### [Challenge]
Check each line of the listing below for the string "принятом", and copy the ones that have it.
───── Extracted data
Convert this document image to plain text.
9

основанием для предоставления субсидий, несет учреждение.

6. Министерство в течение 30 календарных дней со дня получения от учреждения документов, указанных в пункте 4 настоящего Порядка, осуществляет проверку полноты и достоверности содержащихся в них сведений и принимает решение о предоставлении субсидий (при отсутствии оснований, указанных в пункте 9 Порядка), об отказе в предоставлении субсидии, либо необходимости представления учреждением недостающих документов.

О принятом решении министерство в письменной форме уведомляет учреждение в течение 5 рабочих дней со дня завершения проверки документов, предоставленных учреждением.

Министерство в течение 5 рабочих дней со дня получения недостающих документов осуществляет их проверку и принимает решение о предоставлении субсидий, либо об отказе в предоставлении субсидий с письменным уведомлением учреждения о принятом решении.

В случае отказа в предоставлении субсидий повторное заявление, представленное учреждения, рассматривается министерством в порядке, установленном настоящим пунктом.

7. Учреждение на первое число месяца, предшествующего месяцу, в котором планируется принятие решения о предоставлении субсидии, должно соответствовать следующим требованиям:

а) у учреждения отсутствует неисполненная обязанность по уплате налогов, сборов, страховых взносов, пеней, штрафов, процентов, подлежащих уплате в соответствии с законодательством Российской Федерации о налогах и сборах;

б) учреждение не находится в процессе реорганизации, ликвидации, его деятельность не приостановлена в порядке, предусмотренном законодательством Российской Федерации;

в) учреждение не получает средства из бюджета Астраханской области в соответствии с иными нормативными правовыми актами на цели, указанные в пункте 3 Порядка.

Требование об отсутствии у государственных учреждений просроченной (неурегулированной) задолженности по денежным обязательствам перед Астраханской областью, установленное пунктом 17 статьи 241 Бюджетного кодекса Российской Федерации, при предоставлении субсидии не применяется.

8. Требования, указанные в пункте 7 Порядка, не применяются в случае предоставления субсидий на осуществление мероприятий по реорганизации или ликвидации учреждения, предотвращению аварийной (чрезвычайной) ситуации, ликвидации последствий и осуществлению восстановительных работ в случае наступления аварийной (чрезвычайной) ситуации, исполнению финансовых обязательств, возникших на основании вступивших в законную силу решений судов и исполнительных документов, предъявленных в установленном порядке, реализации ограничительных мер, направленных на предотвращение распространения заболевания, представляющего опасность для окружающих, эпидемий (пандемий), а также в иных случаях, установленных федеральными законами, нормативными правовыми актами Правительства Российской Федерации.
──────────
### [Response]
О принятом решении министерство в письменной форме уведомляет учреждение в течение 5 рабочих дней со дня завершения проверки документов, предоставленных учреждением.
Министерство в течение 5 рабочих дней со дня получения недостающих документов осуществляет их проверку и принимает решение о предоставлении субсидий, либо об отказе в предоставлении субсидий с письменным уведомлением учреждения о принятом решении.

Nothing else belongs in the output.